GIVEN TASK
For this exercise, copy out each line of the material below that includes "text".

[Structured figure records]

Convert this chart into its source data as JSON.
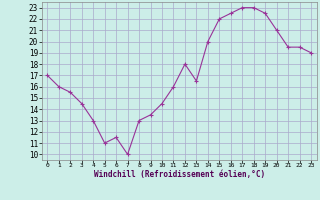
{
  "x": [
    0,
    1,
    2,
    3,
    4,
    5,
    6,
    7,
    8,
    9,
    10,
    11,
    12,
    13,
    14,
    15,
    16,
    17,
    18,
    19,
    20,
    21,
    22,
    23
  ],
  "y": [
    17,
    16,
    15.5,
    14.5,
    13,
    11,
    11.5,
    10,
    13,
    13.5,
    14.5,
    16,
    18,
    16.5,
    20,
    22,
    22.5,
    23,
    23,
    22.5,
    21,
    19.5,
    19.5,
    19
  ],
  "line_color": "#993399",
  "marker": "P",
  "marker_size": 2.5,
  "bg_color": "#cceee8",
  "grid_color": "#aaaacc",
  "xlabel": "Windchill (Refroidissement éolien,°C)",
  "xlim": [
    -0.5,
    23.5
  ],
  "ylim": [
    9.5,
    23.5
  ],
  "yticks": [
    10,
    11,
    12,
    13,
    14,
    15,
    16,
    17,
    18,
    19,
    20,
    21,
    22,
    23
  ],
  "xticks": [
    0,
    1,
    2,
    3,
    4,
    5,
    6,
    7,
    8,
    9,
    10,
    11,
    12,
    13,
    14,
    15,
    16,
    17,
    18,
    19,
    20,
    21,
    22,
    23
  ]
}
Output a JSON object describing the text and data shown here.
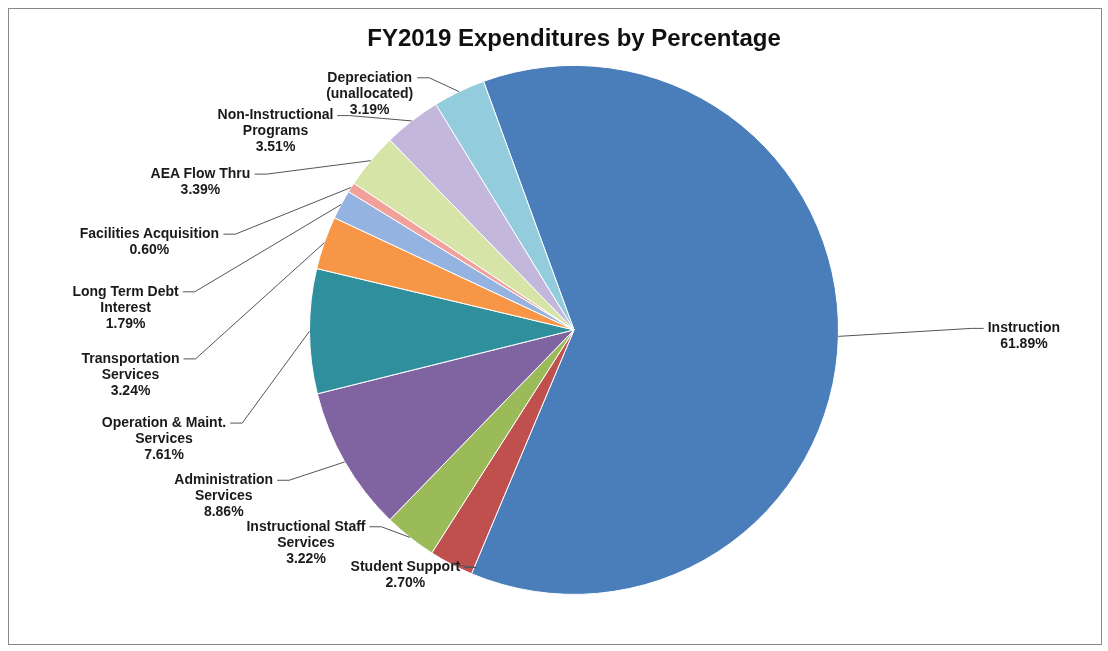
{
  "chart_data": {
    "type": "pie",
    "title": "FY2019 Expenditures by Percentage",
    "categories": [
      "Instruction",
      "Student Support",
      "Instructional Staff Services",
      "Administration Services",
      "Operation & Maint. Services",
      "Transportation Services",
      "Long Term Debt Interest",
      "Facilities Acquisition",
      "AEA Flow Thru",
      "Non-Instructional Programs",
      "Depreciation (unallocated)"
    ],
    "values": [
      61.89,
      2.7,
      3.22,
      8.86,
      7.61,
      3.24,
      1.79,
      0.6,
      3.39,
      3.51,
      3.19
    ],
    "value_labels": [
      "61.89%",
      "2.70%",
      "3.22%",
      "8.86%",
      "7.61%",
      "3.24%",
      "1.79%",
      "0.60%",
      "3.39%",
      "3.51%",
      "3.19%"
    ],
    "colors": [
      "#4a7ebb",
      "#c0504d",
      "#9bbb59",
      "#8064a2",
      "#2f8f9d",
      "#f79646",
      "#95b3e0",
      "#f2a09a",
      "#d7e4a8",
      "#c3b8dc",
      "#93cddd"
    ],
    "legend": false
  }
}
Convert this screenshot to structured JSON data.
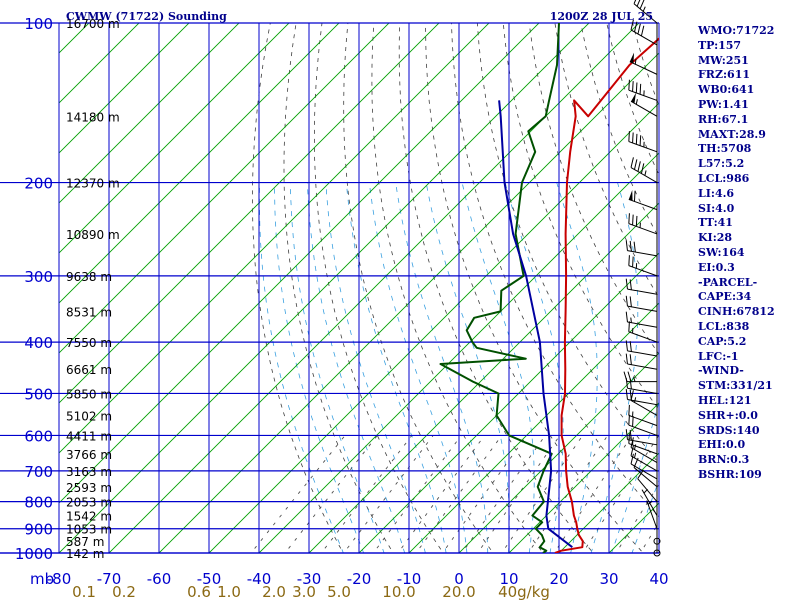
{
  "chart_data": {
    "type": "line",
    "title": "CWMW (71722) Sounding",
    "valid_time": "1200Z 28 JUL 25",
    "x_units_label": "mb",
    "y_axis": {
      "scale": "log",
      "range": [
        1000,
        100
      ],
      "ticks": [
        100,
        200,
        300,
        400,
        500,
        600,
        700,
        800,
        900,
        1000
      ]
    },
    "x_axis": {
      "range": [
        -80,
        40
      ],
      "ticks": [
        -80,
        -70,
        -60,
        -50,
        -40,
        -30,
        -20,
        -10,
        0,
        10,
        20,
        30,
        40
      ]
    },
    "height_labels": [
      {
        "p": 100,
        "label": "16700 m"
      },
      {
        "p": 150,
        "label": "14180 m"
      },
      {
        "p": 200,
        "label": "12370 m"
      },
      {
        "p": 250,
        "label": "10890 m"
      },
      {
        "p": 300,
        "label": "9638 m"
      },
      {
        "p": 350,
        "label": "8531 m"
      },
      {
        "p": 400,
        "label": "7550 m"
      },
      {
        "p": 450,
        "label": "6661 m"
      },
      {
        "p": 500,
        "label": "5850 m"
      },
      {
        "p": 550,
        "label": "5102 m"
      },
      {
        "p": 600,
        "label": "4411 m"
      },
      {
        "p": 650,
        "label": "3766 m"
      },
      {
        "p": 700,
        "label": "3163 m"
      },
      {
        "p": 750,
        "label": "2593 m"
      },
      {
        "p": 800,
        "label": "2053 m"
      },
      {
        "p": 850,
        "label": "1542 m"
      },
      {
        "p": 900,
        "label": "1053 m"
      },
      {
        "p": 950,
        "label": "587 m"
      },
      {
        "p": 1000,
        "label": "142 m"
      }
    ],
    "mixing_ratio_labels": [
      {
        "label": "0.1",
        "t": -75
      },
      {
        "label": "0.2",
        "t": -67
      },
      {
        "label": "0.6",
        "t": -52
      },
      {
        "label": "1.0",
        "t": -46
      },
      {
        "label": "2.0",
        "t": -37
      },
      {
        "label": "3.0",
        "t": -31
      },
      {
        "label": "5.0",
        "t": -24
      },
      {
        "label": "10.0",
        "t": -12
      },
      {
        "label": "20.0",
        "t": 0
      },
      {
        "label": "40g/kg",
        "t": 13
      }
    ],
    "series": [
      {
        "name": "Temperature",
        "color": "#c80000",
        "points": [
          [
            1000,
            19.2
          ],
          [
            990,
            20.0
          ],
          [
            975,
            23.5
          ],
          [
            950,
            22.4
          ],
          [
            925,
            20.4
          ],
          [
            900,
            18.8
          ],
          [
            875,
            17.3
          ],
          [
            850,
            15.5
          ],
          [
            800,
            12.3
          ],
          [
            750,
            8.5
          ],
          [
            700,
            5.0
          ],
          [
            650,
            1.5
          ],
          [
            600,
            -3.0
          ],
          [
            550,
            -7.0
          ],
          [
            500,
            -10.7
          ],
          [
            450,
            -15.5
          ],
          [
            400,
            -21.0
          ],
          [
            350,
            -27.0
          ],
          [
            300,
            -34.0
          ],
          [
            250,
            -42.5
          ],
          [
            200,
            -52.5
          ],
          [
            175,
            -58.0
          ],
          [
            150,
            -64.0
          ],
          [
            140,
            -67.5
          ],
          [
            150,
            -61.5
          ],
          [
            120,
            -63.5
          ],
          [
            100,
            -62.5
          ]
        ]
      },
      {
        "name": "Dewpoint",
        "color": "#005000",
        "points": [
          [
            1000,
            16.8
          ],
          [
            990,
            17.0
          ],
          [
            975,
            15.0
          ],
          [
            950,
            14.7
          ],
          [
            925,
            13.0
          ],
          [
            900,
            10.5
          ],
          [
            875,
            10.5
          ],
          [
            850,
            7.2
          ],
          [
            800,
            6.7
          ],
          [
            750,
            2.5
          ],
          [
            700,
            0.5
          ],
          [
            650,
            -1.3
          ],
          [
            600,
            -13.5
          ],
          [
            550,
            -20.0
          ],
          [
            500,
            -24.0
          ],
          [
            475,
            -31.5
          ],
          [
            440,
            -41.5
          ],
          [
            430,
            -25.5
          ],
          [
            410,
            -37.5
          ],
          [
            400,
            -39.5
          ],
          [
            380,
            -43.0
          ],
          [
            360,
            -44.0
          ],
          [
            350,
            -40.0
          ],
          [
            320,
            -44.0
          ],
          [
            300,
            -42.5
          ],
          [
            250,
            -52.5
          ],
          [
            200,
            -61.5
          ],
          [
            175,
            -65.0
          ],
          [
            160,
            -70.5
          ],
          [
            150,
            -70.0
          ],
          [
            140,
            -72.5
          ],
          [
            120,
            -78.0
          ],
          [
            100,
            -86.0
          ]
        ]
      },
      {
        "name": "Parcel",
        "color": "#0000a0",
        "points": [
          [
            975,
            21.5
          ],
          [
            900,
            13.0
          ],
          [
            850,
            10.0
          ],
          [
            800,
            7.5
          ],
          [
            700,
            2.0
          ],
          [
            600,
            -5.5
          ],
          [
            500,
            -15.0
          ],
          [
            400,
            -26.0
          ],
          [
            300,
            -42.0
          ],
          [
            250,
            -53.0
          ],
          [
            200,
            -65.0
          ],
          [
            150,
            -79.0
          ],
          [
            140,
            -82.5
          ]
        ]
      }
    ],
    "wind_barbs": [
      {
        "p": 100,
        "dir": 310,
        "spd": 35
      },
      {
        "p": 110,
        "dir": 300,
        "spd": 40
      },
      {
        "p": 125,
        "dir": 295,
        "spd": 55
      },
      {
        "p": 140,
        "dir": 290,
        "spd": 45
      },
      {
        "p": 150,
        "dir": 300,
        "spd": 55
      },
      {
        "p": 175,
        "dir": 290,
        "spd": 45
      },
      {
        "p": 200,
        "dir": 300,
        "spd": 45
      },
      {
        "p": 225,
        "dir": 290,
        "spd": 60
      },
      {
        "p": 250,
        "dir": 290,
        "spd": 35
      },
      {
        "p": 275,
        "dir": 280,
        "spd": 30
      },
      {
        "p": 300,
        "dir": 290,
        "spd": 25
      },
      {
        "p": 325,
        "dir": 280,
        "spd": 20
      },
      {
        "p": 350,
        "dir": 280,
        "spd": 20
      },
      {
        "p": 375,
        "dir": 280,
        "spd": 15
      },
      {
        "p": 400,
        "dir": 290,
        "spd": 15
      },
      {
        "p": 425,
        "dir": 280,
        "spd": 20
      },
      {
        "p": 450,
        "dir": 280,
        "spd": 20
      },
      {
        "p": 475,
        "dir": 270,
        "spd": 25
      },
      {
        "p": 500,
        "dir": 280,
        "spd": 20
      },
      {
        "p": 525,
        "dir": 280,
        "spd": 20
      },
      {
        "p": 550,
        "dir": 300,
        "spd": 15
      },
      {
        "p": 575,
        "dir": 290,
        "spd": 15
      },
      {
        "p": 600,
        "dir": 290,
        "spd": 20
      },
      {
        "p": 625,
        "dir": 280,
        "spd": 20
      },
      {
        "p": 650,
        "dir": 290,
        "spd": 15
      },
      {
        "p": 675,
        "dir": 300,
        "spd": 15
      },
      {
        "p": 700,
        "dir": 300,
        "spd": 15
      },
      {
        "p": 725,
        "dir": 300,
        "spd": 10
      },
      {
        "p": 750,
        "dir": 310,
        "spd": 10
      },
      {
        "p": 800,
        "dir": 320,
        "spd": 10
      },
      {
        "p": 850,
        "dir": 330,
        "spd": 5
      },
      {
        "p": 900,
        "dir": 340,
        "spd": 5
      },
      {
        "p": 950,
        "dir": 0,
        "spd": 0
      },
      {
        "p": 1000,
        "dir": 0,
        "spd": 0
      }
    ],
    "grid": true
  },
  "indices": [
    "WMO:71722",
    "TP:157",
    "MW:251",
    "FRZ:611",
    "WB0:641",
    "PW:1.41",
    "RH:67.1",
    "MAXT:28.9",
    "TH:5708",
    "L57:5.2",
    "LCL:986",
    "LI:4.6",
    "SI:4.0",
    "TT:41",
    "KI:28",
    "SW:164",
    "EI:0.3",
    "-PARCEL-",
    "CAPE:34",
    "CINH:67812",
    "LCL:838",
    "CAP:5.2",
    "LFC:-1",
    "-WIND-",
    "STM:331/21",
    "HEL:121",
    "SHR+:0.0",
    "SRDS:140",
    "EHI:0.0",
    "BRN:0.3",
    "BSHR:109"
  ],
  "colors": {
    "isobar": "#0000cd",
    "isotherm": "#0000cd",
    "dry_adiabat": "#00a000",
    "moist_adiabat": "#404040",
    "mixing_ratio": "#3aa0e0",
    "text": "#00008b"
  }
}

WRITTEN RESPONSE
Output a JSON object describing the text and data shown here.
    "text": "#00008b"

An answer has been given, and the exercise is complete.